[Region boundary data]
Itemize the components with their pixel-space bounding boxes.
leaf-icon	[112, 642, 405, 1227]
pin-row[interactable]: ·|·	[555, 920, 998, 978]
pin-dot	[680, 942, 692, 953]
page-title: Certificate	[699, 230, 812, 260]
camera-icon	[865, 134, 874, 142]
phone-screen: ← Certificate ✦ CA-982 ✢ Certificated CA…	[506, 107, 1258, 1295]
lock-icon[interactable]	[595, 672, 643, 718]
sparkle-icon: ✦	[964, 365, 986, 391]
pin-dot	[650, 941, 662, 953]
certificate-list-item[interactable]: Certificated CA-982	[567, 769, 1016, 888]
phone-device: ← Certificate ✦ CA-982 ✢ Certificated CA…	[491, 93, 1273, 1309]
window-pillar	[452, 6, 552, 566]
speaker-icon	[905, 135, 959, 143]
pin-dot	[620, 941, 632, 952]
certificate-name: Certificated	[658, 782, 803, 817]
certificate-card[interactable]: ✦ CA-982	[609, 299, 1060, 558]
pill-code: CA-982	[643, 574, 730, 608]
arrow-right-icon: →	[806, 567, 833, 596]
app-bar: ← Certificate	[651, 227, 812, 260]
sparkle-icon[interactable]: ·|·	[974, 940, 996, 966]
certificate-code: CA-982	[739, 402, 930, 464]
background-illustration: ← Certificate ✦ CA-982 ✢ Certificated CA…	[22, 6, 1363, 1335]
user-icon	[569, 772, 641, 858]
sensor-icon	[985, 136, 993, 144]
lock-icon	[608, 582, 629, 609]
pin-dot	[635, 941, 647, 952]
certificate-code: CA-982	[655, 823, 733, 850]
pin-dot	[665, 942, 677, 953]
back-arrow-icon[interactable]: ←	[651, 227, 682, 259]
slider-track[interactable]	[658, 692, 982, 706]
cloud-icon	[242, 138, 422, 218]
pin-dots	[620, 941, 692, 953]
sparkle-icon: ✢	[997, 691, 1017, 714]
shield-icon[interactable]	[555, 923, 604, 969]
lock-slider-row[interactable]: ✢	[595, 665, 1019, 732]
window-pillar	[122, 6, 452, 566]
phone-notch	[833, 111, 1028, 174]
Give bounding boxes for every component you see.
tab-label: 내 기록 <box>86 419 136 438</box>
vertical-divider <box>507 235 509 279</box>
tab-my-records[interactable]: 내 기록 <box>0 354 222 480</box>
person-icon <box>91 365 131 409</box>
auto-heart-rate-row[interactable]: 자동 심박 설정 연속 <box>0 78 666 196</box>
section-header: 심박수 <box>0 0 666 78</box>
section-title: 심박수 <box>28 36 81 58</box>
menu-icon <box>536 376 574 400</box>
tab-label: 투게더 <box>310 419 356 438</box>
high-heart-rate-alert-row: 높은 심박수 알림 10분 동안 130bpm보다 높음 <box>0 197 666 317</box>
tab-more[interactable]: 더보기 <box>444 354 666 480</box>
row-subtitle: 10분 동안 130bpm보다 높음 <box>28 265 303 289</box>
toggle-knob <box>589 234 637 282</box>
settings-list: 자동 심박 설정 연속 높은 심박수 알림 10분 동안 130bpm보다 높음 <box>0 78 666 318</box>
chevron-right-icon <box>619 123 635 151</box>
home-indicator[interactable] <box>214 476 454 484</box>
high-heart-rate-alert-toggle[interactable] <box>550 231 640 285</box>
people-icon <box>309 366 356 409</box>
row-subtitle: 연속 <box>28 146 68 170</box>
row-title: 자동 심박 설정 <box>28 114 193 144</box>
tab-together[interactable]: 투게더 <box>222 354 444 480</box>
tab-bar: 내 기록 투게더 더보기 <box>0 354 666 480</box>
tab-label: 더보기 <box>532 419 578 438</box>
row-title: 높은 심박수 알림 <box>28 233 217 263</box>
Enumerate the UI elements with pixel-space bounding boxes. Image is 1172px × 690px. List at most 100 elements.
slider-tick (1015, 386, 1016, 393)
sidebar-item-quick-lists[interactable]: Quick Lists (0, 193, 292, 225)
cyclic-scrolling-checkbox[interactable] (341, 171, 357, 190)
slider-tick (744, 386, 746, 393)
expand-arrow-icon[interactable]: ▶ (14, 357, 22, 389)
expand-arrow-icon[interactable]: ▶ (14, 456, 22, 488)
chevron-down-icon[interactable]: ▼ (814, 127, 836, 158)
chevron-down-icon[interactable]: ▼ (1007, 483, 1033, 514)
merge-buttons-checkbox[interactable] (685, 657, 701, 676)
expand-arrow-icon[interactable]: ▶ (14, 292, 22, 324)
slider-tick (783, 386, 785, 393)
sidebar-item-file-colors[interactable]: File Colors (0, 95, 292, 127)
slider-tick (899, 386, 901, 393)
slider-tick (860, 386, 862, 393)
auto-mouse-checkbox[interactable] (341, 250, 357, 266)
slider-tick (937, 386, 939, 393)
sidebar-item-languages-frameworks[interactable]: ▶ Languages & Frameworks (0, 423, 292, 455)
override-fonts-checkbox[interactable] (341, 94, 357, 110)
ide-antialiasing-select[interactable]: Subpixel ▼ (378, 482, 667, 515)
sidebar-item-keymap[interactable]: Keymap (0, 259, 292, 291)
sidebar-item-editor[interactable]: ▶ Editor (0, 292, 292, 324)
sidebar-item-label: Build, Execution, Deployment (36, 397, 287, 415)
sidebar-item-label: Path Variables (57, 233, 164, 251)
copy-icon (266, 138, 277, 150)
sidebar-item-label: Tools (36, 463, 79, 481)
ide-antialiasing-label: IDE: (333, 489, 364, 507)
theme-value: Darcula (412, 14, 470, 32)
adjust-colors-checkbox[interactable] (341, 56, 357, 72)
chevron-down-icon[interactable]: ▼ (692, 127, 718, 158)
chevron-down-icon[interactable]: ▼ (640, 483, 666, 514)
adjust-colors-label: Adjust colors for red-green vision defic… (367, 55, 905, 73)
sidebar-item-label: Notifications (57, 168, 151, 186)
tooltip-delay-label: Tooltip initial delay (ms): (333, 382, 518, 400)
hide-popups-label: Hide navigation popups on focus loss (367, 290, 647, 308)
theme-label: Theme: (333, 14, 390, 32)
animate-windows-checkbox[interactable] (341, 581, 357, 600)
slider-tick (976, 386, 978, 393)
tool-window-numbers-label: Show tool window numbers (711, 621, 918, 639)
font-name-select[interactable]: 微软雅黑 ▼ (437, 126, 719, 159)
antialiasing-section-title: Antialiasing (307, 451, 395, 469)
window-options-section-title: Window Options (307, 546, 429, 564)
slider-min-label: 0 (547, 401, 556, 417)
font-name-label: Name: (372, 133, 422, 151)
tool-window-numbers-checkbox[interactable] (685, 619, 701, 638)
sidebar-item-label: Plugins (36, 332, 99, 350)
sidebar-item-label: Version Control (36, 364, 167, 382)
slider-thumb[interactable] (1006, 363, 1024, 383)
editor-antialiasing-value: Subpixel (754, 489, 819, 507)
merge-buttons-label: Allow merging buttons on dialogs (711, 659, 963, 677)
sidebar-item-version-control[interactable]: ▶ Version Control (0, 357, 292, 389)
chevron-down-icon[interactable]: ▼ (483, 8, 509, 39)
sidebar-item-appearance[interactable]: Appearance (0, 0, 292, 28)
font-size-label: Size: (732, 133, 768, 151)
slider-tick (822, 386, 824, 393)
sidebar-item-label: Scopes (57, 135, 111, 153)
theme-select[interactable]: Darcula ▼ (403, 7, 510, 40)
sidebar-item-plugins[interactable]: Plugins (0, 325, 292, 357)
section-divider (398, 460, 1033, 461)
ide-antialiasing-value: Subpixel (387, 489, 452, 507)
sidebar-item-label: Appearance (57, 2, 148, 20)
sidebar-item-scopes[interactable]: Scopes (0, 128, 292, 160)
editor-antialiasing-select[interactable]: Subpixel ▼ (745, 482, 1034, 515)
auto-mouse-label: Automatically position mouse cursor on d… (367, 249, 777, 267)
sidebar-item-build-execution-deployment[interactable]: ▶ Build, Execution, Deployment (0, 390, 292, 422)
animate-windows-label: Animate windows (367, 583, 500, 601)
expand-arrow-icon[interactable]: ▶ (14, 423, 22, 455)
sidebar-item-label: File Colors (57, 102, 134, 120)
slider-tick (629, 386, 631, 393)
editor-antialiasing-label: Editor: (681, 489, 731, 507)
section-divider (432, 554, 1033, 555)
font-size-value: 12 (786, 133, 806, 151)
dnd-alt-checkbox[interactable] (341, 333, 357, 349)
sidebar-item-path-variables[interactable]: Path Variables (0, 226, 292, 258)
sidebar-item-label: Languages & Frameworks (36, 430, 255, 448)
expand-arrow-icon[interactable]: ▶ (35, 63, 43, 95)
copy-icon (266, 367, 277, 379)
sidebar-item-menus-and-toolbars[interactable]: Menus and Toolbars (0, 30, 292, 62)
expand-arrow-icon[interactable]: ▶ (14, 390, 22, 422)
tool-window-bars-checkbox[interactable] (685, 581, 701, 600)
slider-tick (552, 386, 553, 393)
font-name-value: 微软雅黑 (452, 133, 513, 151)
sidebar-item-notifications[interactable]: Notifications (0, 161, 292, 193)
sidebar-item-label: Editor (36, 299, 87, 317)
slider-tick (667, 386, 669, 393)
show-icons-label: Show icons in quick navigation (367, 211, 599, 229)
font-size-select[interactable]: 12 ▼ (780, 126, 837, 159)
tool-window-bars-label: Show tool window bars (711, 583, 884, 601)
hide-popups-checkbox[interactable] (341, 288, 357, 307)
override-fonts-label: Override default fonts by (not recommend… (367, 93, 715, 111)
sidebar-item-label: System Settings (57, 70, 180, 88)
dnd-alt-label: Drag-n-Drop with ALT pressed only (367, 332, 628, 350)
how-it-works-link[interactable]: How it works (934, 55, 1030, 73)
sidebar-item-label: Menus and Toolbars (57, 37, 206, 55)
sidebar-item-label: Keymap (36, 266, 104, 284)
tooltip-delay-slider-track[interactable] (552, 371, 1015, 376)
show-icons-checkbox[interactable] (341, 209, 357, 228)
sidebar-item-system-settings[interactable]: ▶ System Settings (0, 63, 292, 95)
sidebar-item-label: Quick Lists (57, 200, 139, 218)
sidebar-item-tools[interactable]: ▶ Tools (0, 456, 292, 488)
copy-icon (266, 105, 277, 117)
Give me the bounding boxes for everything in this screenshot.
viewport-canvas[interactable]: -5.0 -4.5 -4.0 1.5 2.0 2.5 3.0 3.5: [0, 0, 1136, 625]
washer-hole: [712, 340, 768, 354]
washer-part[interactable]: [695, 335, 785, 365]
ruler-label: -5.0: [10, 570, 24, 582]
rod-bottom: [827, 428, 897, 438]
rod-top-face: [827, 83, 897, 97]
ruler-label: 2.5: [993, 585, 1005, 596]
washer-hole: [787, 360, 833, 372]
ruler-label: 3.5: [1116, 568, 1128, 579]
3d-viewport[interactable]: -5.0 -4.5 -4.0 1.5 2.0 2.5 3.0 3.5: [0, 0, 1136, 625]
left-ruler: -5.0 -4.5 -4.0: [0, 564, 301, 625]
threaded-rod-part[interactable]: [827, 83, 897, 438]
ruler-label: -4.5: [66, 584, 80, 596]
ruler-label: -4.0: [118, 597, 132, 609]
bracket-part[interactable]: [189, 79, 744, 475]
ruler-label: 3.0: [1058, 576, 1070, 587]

▶ _OBJECTIVE_
Please gather every row that contains the word "with" and copy each one. Case counts.

▶ _OUTPUT_
Itemize the components with their pixel-space bounding boxes.
Enumerate the UI elements with pixel-space bounding boxes. Image is 1172px × 690px. List at most 100 elements.
dnd-alt-label: Drag-n-Drop with ALT pressed only (367, 332, 628, 350)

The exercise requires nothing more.